• [Directive]:
Locate the word "chequeo" in the entries below, then gather every line that holds it.

• [Data supplied]:
= = =

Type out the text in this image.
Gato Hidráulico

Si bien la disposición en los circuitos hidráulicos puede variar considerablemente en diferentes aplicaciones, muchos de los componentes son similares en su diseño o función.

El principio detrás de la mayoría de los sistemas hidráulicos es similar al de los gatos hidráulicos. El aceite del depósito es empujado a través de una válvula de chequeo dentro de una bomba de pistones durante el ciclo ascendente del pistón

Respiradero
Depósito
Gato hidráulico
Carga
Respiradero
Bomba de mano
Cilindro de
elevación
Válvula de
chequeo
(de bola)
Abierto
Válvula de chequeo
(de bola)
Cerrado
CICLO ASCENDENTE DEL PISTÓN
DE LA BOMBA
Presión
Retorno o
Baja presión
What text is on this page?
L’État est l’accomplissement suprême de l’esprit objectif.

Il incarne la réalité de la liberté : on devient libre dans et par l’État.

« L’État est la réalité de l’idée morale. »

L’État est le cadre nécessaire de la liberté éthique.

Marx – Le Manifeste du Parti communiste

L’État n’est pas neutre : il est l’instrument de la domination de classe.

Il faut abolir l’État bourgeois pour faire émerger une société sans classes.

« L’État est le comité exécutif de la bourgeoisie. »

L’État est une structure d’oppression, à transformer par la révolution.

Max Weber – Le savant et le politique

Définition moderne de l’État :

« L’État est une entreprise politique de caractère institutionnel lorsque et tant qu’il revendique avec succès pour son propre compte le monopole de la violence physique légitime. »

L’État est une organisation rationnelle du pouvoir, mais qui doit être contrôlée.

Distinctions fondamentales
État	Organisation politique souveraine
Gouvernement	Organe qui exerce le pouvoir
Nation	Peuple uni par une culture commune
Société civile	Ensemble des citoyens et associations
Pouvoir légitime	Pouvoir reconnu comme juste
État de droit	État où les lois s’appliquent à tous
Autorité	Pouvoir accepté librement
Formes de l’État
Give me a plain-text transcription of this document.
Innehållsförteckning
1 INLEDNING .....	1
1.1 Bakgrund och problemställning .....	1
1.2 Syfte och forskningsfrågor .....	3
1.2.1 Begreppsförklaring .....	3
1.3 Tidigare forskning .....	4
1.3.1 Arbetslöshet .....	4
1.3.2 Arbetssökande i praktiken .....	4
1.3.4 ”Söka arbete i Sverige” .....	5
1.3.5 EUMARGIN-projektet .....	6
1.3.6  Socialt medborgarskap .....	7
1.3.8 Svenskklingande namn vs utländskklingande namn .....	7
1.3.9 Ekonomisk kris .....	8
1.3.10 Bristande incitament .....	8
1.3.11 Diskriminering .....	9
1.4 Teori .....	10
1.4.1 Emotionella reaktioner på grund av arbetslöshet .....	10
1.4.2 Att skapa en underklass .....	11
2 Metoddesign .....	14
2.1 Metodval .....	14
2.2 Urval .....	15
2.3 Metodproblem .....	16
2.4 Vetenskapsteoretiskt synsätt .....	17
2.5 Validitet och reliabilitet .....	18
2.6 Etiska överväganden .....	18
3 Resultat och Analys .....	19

= = =

• [Final result]:
El principio detrás de la mayoría de los sistemas hidráulicos es similar al de los gatos hidráulicos. El aceite del depósito es empujado a través de una válvula de chequeo dentro de una bomba de pistones durante el ciclo ascendente del pistón
chequeo
Válvula de chequeo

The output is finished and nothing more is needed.